Records that describe figures
↓↓↓

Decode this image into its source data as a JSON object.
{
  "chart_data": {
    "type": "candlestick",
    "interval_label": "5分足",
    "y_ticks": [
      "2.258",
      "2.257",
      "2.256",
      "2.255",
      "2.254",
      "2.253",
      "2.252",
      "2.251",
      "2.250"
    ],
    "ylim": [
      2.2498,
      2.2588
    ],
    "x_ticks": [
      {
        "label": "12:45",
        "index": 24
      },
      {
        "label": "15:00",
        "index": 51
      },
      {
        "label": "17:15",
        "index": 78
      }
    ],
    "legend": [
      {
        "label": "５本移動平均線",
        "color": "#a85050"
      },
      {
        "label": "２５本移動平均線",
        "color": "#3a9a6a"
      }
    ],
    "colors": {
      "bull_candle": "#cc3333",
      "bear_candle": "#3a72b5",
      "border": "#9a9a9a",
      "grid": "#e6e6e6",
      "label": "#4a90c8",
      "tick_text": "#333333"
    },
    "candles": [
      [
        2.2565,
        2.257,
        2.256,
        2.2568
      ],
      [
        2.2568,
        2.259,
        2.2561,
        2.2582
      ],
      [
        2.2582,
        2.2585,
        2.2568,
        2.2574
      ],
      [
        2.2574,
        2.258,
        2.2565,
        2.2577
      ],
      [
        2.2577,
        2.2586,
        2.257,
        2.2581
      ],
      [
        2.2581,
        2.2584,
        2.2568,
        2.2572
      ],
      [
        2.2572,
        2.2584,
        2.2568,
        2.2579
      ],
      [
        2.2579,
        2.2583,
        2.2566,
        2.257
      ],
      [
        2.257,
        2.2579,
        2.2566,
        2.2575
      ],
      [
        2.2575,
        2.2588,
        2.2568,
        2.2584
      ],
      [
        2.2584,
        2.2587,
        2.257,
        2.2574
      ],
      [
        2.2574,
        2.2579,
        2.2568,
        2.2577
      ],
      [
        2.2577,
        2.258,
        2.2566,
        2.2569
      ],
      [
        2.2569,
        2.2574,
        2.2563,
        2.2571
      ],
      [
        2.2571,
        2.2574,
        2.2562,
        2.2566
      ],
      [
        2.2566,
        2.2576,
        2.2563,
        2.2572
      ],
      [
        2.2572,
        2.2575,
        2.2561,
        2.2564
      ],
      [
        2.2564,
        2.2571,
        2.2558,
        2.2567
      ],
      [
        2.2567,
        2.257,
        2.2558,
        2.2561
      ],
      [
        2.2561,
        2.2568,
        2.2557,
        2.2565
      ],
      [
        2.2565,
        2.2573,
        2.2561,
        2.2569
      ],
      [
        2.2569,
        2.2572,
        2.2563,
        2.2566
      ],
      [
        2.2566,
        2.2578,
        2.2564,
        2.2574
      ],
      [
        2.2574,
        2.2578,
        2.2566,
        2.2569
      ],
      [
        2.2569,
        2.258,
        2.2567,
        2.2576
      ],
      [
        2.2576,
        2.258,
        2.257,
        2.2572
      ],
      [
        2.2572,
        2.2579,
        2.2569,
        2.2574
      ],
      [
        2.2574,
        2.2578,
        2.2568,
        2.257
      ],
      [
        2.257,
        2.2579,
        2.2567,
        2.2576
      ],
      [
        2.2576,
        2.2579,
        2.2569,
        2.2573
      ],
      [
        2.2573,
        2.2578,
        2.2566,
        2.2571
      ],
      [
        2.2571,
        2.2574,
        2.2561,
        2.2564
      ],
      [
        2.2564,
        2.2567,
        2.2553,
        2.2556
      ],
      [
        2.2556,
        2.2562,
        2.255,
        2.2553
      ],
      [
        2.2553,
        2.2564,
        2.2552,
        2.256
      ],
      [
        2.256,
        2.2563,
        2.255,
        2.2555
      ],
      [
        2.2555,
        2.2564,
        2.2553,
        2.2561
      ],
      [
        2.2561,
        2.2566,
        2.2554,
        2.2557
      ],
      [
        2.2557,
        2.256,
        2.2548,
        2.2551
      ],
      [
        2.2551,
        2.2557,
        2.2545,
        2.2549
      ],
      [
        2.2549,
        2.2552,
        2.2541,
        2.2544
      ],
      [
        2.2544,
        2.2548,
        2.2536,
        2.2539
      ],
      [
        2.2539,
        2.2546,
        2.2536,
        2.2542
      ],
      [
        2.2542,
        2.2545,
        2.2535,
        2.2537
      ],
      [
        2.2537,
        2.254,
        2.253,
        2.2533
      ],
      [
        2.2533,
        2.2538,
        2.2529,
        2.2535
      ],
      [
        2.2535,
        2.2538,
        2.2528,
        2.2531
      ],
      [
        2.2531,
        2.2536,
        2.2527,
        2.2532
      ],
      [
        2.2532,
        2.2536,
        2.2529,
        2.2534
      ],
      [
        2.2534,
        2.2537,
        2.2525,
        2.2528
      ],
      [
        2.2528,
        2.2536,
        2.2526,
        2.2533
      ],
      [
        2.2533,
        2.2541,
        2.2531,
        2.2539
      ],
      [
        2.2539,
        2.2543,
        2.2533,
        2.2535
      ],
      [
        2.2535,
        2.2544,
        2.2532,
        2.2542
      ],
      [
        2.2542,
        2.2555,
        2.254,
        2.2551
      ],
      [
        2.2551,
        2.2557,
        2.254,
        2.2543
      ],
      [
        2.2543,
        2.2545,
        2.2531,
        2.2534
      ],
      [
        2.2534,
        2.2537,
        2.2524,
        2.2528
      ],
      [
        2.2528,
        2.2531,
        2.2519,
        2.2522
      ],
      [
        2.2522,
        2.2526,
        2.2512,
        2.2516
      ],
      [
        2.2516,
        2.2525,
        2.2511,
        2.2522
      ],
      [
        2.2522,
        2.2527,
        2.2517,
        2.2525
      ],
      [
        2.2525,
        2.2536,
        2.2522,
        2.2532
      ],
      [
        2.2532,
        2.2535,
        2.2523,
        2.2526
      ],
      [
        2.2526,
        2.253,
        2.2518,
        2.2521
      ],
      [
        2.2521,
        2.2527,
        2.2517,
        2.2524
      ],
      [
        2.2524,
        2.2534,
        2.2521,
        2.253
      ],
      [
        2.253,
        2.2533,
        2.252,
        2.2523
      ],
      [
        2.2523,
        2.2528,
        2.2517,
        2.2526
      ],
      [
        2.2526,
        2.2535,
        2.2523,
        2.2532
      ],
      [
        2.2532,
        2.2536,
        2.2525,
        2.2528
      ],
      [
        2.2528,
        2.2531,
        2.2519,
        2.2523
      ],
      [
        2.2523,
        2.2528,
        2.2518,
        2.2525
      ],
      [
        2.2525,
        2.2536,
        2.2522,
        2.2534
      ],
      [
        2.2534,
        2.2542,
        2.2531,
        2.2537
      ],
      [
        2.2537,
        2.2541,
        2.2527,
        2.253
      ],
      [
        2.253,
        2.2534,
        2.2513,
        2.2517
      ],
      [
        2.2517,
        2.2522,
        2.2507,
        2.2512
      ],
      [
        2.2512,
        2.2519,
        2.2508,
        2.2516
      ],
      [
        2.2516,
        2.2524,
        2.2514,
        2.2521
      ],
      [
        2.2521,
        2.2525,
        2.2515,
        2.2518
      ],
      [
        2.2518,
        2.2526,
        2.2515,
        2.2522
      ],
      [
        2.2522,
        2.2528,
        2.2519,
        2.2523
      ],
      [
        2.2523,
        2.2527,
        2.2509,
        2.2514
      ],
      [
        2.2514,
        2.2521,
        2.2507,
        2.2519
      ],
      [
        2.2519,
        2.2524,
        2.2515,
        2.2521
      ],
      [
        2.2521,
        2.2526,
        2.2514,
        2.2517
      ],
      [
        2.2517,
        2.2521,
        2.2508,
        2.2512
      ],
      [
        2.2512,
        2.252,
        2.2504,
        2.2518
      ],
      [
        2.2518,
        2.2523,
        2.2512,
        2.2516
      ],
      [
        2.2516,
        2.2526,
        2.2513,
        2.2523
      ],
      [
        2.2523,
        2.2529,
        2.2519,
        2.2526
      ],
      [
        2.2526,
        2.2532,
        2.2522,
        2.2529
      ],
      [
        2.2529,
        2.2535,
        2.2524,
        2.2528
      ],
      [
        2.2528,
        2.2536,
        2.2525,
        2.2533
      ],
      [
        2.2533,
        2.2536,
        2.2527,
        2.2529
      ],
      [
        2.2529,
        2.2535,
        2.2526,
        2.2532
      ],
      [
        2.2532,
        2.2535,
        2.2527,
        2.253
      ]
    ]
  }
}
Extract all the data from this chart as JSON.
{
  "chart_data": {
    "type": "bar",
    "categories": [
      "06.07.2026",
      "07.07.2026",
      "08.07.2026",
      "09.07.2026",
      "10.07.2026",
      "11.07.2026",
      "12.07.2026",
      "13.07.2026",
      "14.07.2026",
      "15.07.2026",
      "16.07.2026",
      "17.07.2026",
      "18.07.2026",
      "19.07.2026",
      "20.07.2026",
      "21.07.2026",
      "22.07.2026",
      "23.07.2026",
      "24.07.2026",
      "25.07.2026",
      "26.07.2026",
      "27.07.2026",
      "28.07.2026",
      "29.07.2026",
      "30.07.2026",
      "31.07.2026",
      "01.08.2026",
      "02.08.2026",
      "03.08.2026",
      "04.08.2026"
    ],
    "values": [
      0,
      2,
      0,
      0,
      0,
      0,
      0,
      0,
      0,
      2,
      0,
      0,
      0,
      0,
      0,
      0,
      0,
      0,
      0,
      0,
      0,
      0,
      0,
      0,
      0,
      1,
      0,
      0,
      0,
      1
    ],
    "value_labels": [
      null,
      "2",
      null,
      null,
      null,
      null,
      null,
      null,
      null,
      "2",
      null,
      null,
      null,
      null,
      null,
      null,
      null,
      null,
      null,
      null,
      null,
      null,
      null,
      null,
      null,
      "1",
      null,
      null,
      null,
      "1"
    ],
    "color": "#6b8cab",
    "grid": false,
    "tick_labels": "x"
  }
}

↑↑↑

Show, from the listing above, each line that contains the word "JSON".

Decode this image into its source data as a JSON object.
Extract all the data from this chart as JSON.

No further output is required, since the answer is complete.